>>

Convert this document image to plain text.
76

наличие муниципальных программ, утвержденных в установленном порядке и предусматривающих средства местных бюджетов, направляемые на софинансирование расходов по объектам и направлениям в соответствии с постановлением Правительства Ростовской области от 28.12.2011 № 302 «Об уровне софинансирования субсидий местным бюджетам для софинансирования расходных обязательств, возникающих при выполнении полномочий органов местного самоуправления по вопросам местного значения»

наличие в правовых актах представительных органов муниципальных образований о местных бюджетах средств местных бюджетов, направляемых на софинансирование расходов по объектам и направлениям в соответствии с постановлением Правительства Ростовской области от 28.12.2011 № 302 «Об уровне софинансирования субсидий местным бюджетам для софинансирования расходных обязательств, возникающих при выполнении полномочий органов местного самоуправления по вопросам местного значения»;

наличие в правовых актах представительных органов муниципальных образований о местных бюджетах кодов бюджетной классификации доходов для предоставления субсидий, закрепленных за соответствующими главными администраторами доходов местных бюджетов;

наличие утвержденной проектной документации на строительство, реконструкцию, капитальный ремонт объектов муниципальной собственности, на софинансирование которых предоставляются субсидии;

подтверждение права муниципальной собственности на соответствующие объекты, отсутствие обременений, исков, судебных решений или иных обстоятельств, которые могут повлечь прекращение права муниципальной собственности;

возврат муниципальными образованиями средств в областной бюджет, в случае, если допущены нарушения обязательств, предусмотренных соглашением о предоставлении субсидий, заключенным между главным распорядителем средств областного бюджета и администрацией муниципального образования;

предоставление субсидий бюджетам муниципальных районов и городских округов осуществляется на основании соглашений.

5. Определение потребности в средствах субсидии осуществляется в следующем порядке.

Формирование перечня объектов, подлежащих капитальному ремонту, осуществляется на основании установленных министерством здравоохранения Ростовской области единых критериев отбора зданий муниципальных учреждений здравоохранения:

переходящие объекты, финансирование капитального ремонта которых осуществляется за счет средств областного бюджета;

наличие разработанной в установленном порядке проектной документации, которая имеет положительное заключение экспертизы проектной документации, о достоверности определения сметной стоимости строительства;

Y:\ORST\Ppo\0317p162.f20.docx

<<

● Problem description
Repeat all entries. Match them exactly.

● Response to the exercise
Convert this document image to plain text.
76

наличие муниципальных программ, утвержденных в установленном порядке и предусматривающих средства местных бюджетов, направляемые на софинансирование расходов по объектам и направлениям в соответствии с постановлением Правительства Ростовской области от 28.12.2011 № 302 «Об уровне софинансирования субсидий местным бюджетам для софинансирования расходных обязательств, возникающих при выполнении полномочий органов местного самоуправления по вопросам местного значения»

наличие в правовых актах представительных органов муниципальных образований о местных бюджетах средств местных бюджетов, направляемых на софинансирование расходов по объектам и направлениям в соответствии с постановлением Правительства Ростовской области от 28.12.2011 № 302 «Об уровне софинансирования субсидий местным бюджетам для софинансирования расходных обязательств, возникающих при выполнении полномочий органов местного самоуправления по вопросам местного значения»;

наличие в правовых актах представительных органов муниципальных образований о местных бюджетах кодов бюджетной классификации доходов для предоставления субсидий, закрепленных за соответствующими главными администраторами доходов местных бюджетов;

наличие утвержденной проектной документации на строительство, реконструкцию, капитальный ремонт объектов муниципальной собственности, на софинансирование которых предоставляются субсидии;

подтверждение права муниципальной собственности на соответствующие объекты, отсутствие обременений, исков, судебных решений или иных обстоятельств, которые могут повлечь прекращение права муниципальной собственности;

возврат муниципальными образованиями средств в областной бюджет, в случае, если допущены нарушения обязательств, предусмотренных соглашением о предоставлении субсидий, заключенным между главным распорядителем средств областного бюджета и администрацией муниципального образования;

предоставление субсидий бюджетам муниципальных районов и городских округов осуществляется на основании соглашений.

5. Определение потребности в средствах субсидии осуществляется в следующем порядке.

Формирование перечня объектов, подлежащих капитальному ремонту, осуществляется на основании установленных министерством здравоохранения Ростовской области единых критериев отбора зданий муниципальных учреждений здравоохранения:

переходящие объекты, финансирование капитального ремонта которых осуществляется за счет средств областного бюджета;

наличие разработанной в установленном порядке проектной документации, которая имеет положительное заключение экспертизы проектной документации, о достоверности определения сметной стоимости строительства;

Y:\ORST\Ppo\0317p162.f20.docx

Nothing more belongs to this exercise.